- [What the task asks]
Below are some records. Say how many of their lines contain the string "subtitle", and give nothing but the number.

--- start Provided data ---

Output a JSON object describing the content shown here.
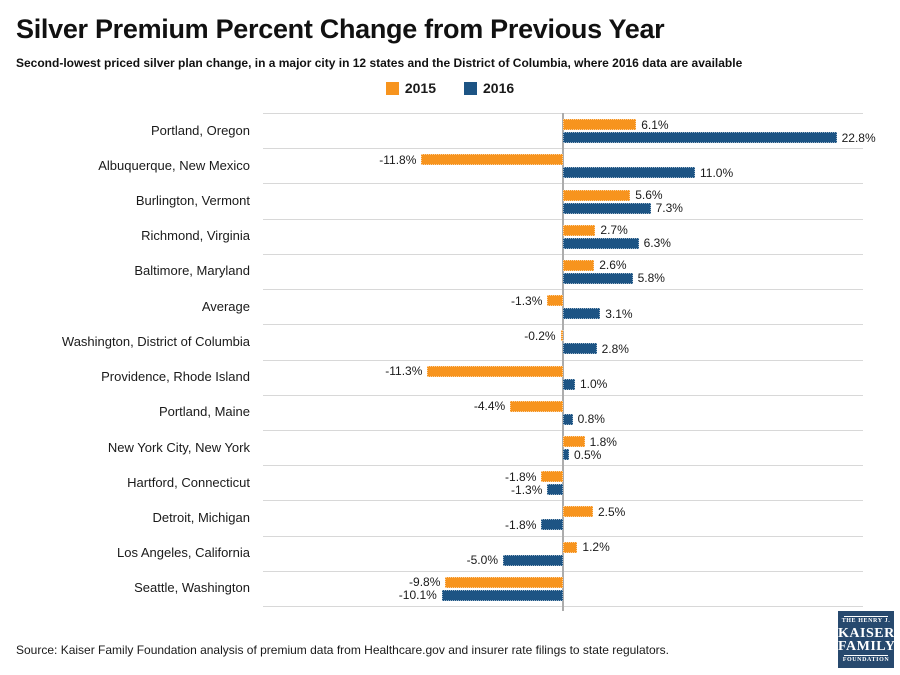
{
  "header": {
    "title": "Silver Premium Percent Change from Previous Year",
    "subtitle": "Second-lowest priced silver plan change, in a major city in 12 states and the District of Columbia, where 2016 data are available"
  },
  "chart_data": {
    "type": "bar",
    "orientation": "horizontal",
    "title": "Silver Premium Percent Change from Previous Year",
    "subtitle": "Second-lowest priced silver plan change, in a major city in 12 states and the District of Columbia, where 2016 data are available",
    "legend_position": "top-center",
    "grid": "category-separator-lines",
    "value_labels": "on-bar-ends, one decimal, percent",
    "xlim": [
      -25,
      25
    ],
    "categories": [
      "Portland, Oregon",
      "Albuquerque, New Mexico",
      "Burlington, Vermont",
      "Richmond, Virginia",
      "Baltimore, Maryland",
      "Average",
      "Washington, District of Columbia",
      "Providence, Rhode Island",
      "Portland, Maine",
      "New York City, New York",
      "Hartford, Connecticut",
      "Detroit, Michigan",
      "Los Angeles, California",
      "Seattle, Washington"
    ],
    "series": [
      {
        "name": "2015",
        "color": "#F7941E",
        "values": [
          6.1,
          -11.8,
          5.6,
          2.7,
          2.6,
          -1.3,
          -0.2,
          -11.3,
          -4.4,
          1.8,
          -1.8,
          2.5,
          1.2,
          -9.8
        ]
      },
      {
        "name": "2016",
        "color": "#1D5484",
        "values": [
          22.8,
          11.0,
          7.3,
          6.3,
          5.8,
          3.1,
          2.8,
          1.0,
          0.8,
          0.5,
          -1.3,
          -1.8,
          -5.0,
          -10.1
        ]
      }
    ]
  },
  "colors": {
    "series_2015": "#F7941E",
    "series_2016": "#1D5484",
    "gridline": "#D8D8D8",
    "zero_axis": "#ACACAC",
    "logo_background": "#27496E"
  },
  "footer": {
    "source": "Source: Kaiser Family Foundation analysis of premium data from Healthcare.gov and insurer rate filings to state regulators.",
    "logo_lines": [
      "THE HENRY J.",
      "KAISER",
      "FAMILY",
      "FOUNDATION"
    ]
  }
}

--- end Provided data ---

- [Full output]
2